Given task: Look at each line of the records and count those with "ndostop" in them. Please answer with the count alone.

[Dataset items]
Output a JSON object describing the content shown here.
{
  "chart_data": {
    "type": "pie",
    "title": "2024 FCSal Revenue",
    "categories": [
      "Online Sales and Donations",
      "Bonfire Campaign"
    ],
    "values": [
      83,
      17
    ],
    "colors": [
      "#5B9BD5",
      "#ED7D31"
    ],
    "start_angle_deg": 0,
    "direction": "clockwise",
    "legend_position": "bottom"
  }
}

--

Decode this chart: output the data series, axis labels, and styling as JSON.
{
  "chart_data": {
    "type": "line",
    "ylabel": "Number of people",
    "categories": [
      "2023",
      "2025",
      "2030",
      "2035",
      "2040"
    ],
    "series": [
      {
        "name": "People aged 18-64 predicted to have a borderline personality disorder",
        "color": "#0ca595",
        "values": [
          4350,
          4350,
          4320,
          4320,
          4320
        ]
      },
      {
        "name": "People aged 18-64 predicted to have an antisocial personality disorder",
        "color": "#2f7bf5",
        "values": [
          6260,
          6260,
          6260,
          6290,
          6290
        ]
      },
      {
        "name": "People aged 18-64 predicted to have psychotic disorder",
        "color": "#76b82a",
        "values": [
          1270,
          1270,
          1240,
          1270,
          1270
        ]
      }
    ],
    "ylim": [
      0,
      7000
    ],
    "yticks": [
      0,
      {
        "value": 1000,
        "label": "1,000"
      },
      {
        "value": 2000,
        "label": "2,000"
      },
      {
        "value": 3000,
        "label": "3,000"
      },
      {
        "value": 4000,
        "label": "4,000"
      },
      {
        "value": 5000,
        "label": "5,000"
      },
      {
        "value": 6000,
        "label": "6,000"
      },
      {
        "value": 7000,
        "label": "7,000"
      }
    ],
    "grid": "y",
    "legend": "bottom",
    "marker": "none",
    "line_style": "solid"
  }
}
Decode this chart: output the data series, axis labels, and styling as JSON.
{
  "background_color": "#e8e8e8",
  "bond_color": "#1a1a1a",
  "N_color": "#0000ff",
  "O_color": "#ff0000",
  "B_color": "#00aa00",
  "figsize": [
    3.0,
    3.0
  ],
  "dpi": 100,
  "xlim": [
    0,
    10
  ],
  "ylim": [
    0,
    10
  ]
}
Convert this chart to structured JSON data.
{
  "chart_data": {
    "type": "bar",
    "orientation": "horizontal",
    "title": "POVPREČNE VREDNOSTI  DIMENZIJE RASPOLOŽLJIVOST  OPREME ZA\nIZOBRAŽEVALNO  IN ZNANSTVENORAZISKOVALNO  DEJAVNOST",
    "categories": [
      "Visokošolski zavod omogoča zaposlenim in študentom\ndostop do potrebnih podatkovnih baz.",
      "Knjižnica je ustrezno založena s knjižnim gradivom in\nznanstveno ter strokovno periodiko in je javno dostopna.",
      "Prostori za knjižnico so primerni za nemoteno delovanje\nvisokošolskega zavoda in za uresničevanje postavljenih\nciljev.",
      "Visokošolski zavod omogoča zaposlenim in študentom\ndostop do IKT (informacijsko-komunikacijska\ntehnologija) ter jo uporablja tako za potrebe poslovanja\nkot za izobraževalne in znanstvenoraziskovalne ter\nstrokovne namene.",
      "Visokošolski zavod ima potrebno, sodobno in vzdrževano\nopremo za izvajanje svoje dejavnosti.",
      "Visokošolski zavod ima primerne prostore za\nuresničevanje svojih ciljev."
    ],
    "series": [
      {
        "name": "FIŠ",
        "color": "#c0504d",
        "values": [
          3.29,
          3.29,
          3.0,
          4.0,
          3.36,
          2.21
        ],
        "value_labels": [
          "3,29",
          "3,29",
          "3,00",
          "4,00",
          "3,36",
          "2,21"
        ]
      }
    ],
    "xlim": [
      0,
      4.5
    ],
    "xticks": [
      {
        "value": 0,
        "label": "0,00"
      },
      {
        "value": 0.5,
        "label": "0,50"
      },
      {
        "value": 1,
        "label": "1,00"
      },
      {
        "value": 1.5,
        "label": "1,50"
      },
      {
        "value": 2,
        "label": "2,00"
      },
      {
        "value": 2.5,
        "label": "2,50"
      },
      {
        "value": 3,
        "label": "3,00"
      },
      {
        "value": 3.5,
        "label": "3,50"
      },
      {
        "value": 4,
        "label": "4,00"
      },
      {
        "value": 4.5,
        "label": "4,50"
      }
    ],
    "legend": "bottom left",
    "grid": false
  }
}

* * *

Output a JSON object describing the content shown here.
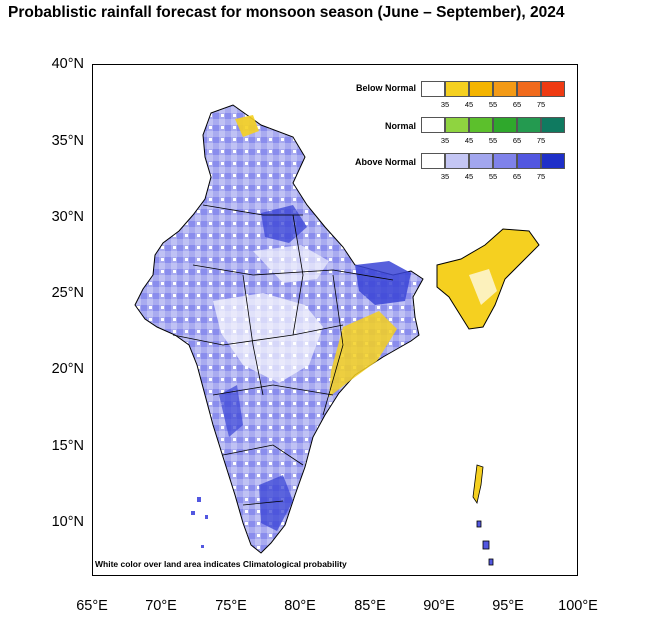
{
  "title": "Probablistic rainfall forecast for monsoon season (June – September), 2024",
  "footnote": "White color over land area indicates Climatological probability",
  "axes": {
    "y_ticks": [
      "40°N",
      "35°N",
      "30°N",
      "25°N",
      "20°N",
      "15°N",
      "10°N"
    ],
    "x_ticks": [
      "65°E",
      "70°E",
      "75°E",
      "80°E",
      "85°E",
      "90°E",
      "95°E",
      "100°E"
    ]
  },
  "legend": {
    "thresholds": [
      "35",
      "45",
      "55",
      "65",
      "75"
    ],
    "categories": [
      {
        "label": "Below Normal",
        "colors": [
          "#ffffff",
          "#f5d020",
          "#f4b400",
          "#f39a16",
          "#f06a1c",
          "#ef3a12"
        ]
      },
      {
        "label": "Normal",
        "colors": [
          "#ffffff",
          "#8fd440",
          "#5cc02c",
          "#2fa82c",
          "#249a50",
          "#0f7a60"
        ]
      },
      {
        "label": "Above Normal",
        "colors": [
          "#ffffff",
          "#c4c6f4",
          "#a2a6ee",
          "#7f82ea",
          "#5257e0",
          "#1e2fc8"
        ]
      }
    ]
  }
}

Correct output: 2